— Start —
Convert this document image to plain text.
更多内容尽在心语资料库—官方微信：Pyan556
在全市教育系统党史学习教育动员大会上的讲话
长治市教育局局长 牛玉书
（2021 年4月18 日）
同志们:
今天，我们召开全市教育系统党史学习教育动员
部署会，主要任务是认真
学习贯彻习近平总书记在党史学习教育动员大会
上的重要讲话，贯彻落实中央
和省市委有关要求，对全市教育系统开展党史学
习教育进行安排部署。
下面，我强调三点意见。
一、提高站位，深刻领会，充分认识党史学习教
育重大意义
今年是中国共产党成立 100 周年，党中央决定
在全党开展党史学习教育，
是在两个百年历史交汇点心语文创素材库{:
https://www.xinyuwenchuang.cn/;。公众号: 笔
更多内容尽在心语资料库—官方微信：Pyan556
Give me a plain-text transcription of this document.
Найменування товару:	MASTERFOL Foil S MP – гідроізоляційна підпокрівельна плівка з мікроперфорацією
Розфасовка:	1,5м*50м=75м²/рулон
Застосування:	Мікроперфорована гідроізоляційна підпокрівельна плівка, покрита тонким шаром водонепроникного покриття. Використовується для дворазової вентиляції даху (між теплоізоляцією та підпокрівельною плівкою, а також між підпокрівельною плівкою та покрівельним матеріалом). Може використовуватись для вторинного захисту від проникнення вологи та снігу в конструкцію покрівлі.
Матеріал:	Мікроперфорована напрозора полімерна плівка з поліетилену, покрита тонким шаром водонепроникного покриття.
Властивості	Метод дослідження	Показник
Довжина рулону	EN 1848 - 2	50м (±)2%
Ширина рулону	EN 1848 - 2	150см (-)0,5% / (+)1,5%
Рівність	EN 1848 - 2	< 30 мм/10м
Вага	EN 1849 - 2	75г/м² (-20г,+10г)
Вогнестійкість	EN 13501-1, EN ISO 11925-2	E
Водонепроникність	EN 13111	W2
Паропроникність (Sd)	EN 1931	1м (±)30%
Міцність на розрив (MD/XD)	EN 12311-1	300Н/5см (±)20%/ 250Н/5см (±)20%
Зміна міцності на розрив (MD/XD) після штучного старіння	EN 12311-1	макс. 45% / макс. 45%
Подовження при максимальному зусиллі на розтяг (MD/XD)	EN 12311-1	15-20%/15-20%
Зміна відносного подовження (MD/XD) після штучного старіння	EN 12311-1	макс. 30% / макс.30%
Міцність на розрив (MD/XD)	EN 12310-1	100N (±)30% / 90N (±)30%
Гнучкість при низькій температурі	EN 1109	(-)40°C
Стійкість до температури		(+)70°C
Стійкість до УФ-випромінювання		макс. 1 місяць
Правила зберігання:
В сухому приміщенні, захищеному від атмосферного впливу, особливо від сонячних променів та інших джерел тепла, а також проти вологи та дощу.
— End —
| Goal |
Show, from the material above, each line that includes the string "text".

| Reply |
Convert this document image to plain text.
Give me a plain-text transcription of this document.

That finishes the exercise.